Stored data
↓

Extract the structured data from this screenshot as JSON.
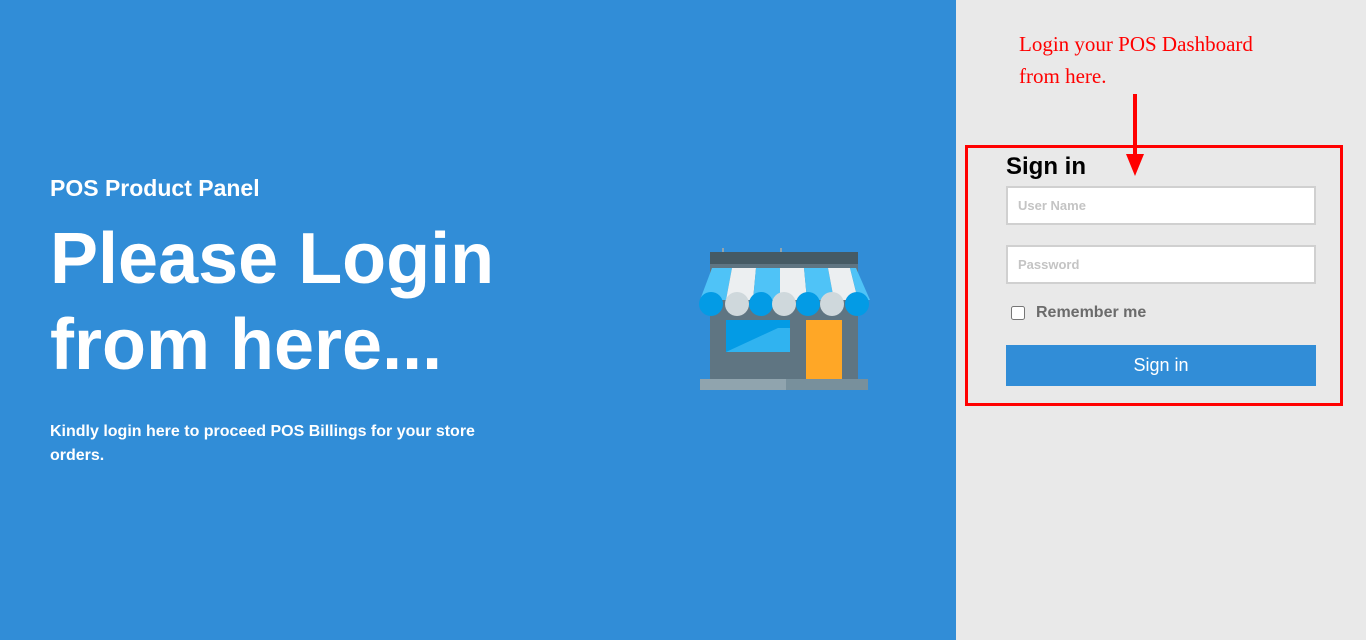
{
  "hero": {
    "kicker": "POS Product Panel",
    "headline_line1": "Please Login",
    "headline_line2": "from here...",
    "subtext": "Kindly login here to proceed POS Billings for your store orders.",
    "illustration_icon": "store-icon"
  },
  "annotation": {
    "text_line1": "Login your POS Dashboard",
    "text_line2": "from here.",
    "color": "#ff0000",
    "icon": "arrow-down-icon"
  },
  "login_form": {
    "title": "Sign in",
    "username_placeholder": "User Name",
    "username_value": "",
    "password_placeholder": "Password",
    "password_value": "",
    "remember_label": "Remember me",
    "remember_checked": false,
    "submit_label": "Sign in"
  },
  "colors": {
    "brand_blue": "#318dd7",
    "right_panel_bg": "#e9e9e9",
    "annotation_red": "#ff0000"
  }
}
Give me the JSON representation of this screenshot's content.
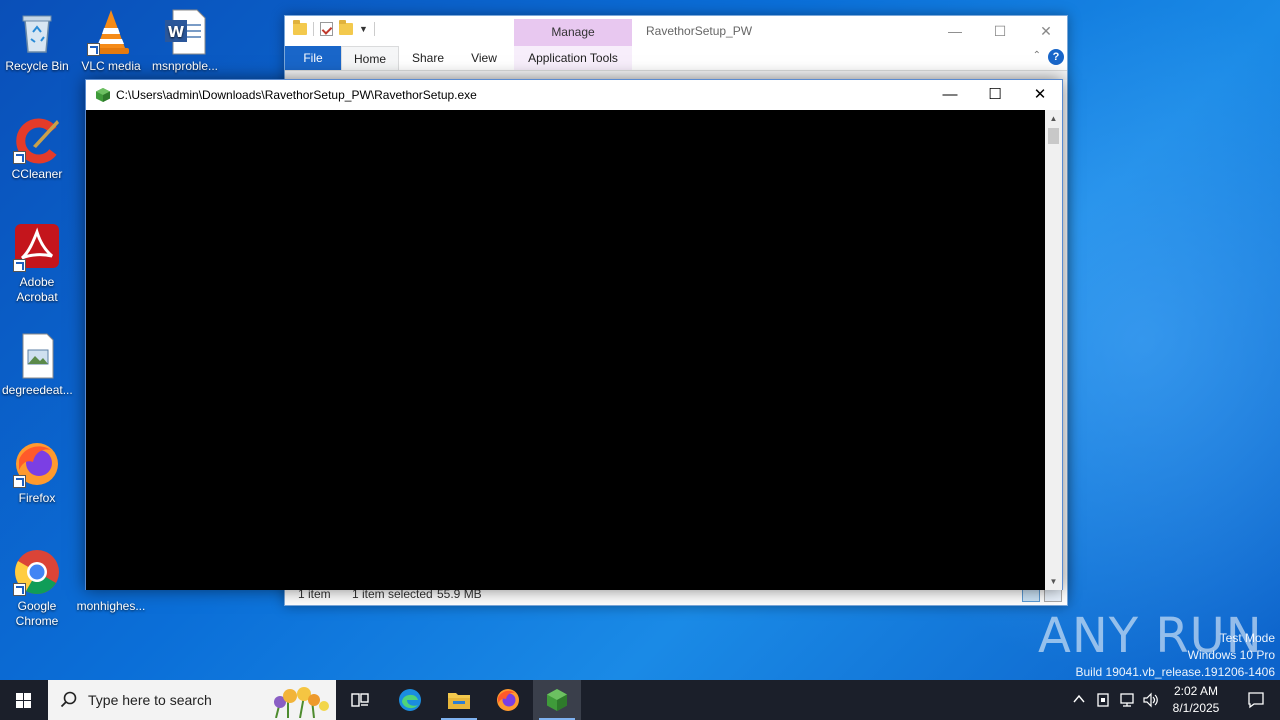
{
  "desktop": {
    "icons": [
      {
        "label": "Recycle Bin"
      },
      {
        "label": "VLC media"
      },
      {
        "label": "msnproble..."
      },
      {
        "label": "CCleaner"
      },
      {
        "label": "Adobe Acrobat"
      },
      {
        "label": "degreedeat..."
      },
      {
        "label": "Firefox"
      },
      {
        "label": "Google Chrome"
      },
      {
        "label": "monhighes..."
      }
    ]
  },
  "explorer": {
    "title": "RavethorSetup_PW",
    "manage_tab": "Manage",
    "tabs": {
      "file": "File",
      "home": "Home",
      "share": "Share",
      "view": "View",
      "app_tools": "Application Tools"
    },
    "help": "?",
    "status": {
      "items": "1 item",
      "selected": "1 item selected",
      "size": "55.9 MB"
    }
  },
  "console": {
    "title": "C:\\Users\\admin\\Downloads\\RavethorSetup_PW\\RavethorSetup.exe"
  },
  "watermark": {
    "logo": "ANY RUN",
    "line1": "Test Mode",
    "line2": "Windows 10 Pro",
    "line3": "Build 19041.vb_release.191206-1406"
  },
  "taskbar": {
    "search_placeholder": "Type here to search",
    "time": "2:02 AM",
    "date": "8/1/2025"
  },
  "colors": {
    "accent": "#1966c9",
    "manage_tab": "#e8c8f0",
    "taskbar": "#1b1f2a"
  }
}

↑

### OBJECTIVE
Copy out the records above in full, exactly as written, but not the pictures.

### CORRECT RESPONSE
Extract the structured data from this screenshot as JSON.
{
  "hero": {
    "kicker": "POS Product Panel",
    "headline_line1": "Please Login",
    "headline_line2": "from here...",
    "subtext": "Kindly login here to proceed POS Billings for your store orders.",
    "illustration_icon": "store-icon"
  },
  "annotation": {
    "text_line1": "Login your POS Dashboard",
    "text_line2": "from here.",
    "color": "#ff0000",
    "icon": "arrow-down-icon"
  },
  "login_form": {
    "title": "Sign in",
    "username_placeholder": "User Name",
    "username_value": "",
    "password_placeholder": "Password",
    "password_value": "",
    "remember_label": "Remember me",
    "remember_checked": false,
    "submit_label": "Sign in"
  },
  "colors": {
    "brand_blue": "#318dd7",
    "right_panel_bg": "#e9e9e9",
    "annotation_red": "#ff0000"
  }
}
Give me the JSON representation of this screenshot's content.
{
  "desktop": {
    "icons": [
      {
        "label": "Recycle Bin"
      },
      {
        "label": "VLC media"
      },
      {
        "label": "msnproble..."
      },
      {
        "label": "CCleaner"
      },
      {
        "label": "Adobe Acrobat"
      },
      {
        "label": "degreedeat..."
      },
      {
        "label": "Firefox"
      },
      {
        "label": "Google Chrome"
      },
      {
        "label": "monhighes..."
      }
    ]
  },
  "explorer": {
    "title": "RavethorSetup_PW",
    "manage_tab": "Manage",
    "tabs": {
      "file": "File",
      "home": "Home",
      "share": "Share",
      "view": "View",
      "app_tools": "Application Tools"
    },
    "help": "?",
    "status": {
      "items": "1 item",
      "selected": "1 item selected",
      "size": "55.9 MB"
    }
  },
  "console": {
    "title": "C:\\Users\\admin\\Downloads\\RavethorSetup_PW\\RavethorSetup.exe"
  },
  "watermark": {
    "logo": "ANY RUN",
    "line1": "Test Mode",
    "line2": "Windows 10 Pro",
    "line3": "Build 19041.vb_release.191206-1406"
  },
  "taskbar": {
    "search_placeholder": "Type here to search",
    "time": "2:02 AM",
    "date": "8/1/2025"
  },
  "colors": {
    "accent": "#1966c9",
    "manage_tab": "#e8c8f0",
    "taskbar": "#1b1f2a"
  }
}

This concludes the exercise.